** What you will do **
In the entries that follow, find the word "Rainfall" and report each line it is on.

** Records shown **
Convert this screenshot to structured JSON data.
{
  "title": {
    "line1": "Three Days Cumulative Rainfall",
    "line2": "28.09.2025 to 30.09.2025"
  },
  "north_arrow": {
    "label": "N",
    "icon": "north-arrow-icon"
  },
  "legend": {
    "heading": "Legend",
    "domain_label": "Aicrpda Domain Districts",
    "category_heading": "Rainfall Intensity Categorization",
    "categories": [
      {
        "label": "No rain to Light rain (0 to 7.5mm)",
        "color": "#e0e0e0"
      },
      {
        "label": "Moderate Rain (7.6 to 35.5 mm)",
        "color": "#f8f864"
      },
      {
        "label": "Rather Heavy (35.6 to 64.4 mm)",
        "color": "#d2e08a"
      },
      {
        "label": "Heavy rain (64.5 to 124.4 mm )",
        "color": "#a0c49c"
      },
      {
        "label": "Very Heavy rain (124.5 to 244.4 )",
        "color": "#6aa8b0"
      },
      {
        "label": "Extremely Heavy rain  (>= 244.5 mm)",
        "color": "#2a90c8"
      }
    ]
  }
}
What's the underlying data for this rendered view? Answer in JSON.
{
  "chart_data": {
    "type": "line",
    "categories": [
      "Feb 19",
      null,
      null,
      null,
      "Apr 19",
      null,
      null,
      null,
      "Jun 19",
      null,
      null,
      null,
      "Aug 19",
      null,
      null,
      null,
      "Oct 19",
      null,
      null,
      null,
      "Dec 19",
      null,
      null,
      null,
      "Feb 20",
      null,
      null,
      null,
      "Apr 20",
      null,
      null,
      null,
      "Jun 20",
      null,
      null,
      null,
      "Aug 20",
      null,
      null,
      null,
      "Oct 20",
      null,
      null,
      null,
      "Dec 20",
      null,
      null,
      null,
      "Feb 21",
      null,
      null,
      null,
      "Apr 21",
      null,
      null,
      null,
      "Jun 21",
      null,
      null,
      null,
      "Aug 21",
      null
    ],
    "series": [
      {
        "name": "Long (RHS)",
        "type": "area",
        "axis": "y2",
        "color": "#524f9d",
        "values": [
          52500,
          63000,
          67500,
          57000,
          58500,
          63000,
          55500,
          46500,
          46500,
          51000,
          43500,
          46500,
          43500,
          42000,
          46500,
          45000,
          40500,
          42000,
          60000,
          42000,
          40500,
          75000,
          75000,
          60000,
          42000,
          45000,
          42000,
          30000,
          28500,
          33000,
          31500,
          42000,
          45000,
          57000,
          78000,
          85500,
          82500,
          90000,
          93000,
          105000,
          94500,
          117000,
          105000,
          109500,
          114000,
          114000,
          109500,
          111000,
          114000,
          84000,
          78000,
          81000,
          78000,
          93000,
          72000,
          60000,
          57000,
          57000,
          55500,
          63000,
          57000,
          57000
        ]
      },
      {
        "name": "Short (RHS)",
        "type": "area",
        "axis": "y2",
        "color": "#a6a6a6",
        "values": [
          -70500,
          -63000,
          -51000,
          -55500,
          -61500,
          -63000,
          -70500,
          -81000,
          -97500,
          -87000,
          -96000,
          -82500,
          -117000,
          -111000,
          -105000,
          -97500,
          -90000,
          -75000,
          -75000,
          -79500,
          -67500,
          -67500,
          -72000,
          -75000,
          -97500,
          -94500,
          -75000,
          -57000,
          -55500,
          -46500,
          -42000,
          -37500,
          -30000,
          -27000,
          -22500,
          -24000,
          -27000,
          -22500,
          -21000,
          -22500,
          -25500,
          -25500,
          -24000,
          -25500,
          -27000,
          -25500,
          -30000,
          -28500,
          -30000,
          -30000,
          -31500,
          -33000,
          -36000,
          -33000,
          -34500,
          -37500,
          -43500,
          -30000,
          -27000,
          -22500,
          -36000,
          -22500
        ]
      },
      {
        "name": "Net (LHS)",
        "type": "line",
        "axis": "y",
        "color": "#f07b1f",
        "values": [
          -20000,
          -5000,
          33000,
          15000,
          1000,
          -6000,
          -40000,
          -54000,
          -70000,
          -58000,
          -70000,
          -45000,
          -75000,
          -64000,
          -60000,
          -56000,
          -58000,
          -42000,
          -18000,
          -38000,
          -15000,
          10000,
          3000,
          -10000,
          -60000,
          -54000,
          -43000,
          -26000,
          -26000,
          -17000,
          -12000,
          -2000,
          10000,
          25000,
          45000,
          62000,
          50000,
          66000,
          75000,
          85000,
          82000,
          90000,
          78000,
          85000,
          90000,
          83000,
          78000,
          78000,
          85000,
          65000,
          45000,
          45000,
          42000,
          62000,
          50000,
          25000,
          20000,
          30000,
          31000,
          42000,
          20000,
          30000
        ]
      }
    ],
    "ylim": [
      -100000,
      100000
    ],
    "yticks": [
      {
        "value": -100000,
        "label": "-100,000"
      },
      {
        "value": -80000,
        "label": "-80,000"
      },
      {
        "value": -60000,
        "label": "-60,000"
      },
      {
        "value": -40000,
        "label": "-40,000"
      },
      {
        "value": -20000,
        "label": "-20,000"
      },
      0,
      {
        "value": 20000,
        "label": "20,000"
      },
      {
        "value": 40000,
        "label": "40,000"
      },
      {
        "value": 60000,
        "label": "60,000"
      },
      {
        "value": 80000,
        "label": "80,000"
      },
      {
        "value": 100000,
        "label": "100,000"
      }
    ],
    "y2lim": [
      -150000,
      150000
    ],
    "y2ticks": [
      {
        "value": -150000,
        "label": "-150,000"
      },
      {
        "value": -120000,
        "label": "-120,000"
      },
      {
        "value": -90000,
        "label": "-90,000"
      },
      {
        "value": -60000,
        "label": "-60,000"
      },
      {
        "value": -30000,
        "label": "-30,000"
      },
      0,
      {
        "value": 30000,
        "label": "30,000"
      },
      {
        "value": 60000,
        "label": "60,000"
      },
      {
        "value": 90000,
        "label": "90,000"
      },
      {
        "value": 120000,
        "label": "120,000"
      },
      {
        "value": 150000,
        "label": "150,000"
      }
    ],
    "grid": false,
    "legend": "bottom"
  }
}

** Full response **
    "line1": "Three Days Cumulative Rainfall",
    "category_heading": "Rainfall Intensity Categorization",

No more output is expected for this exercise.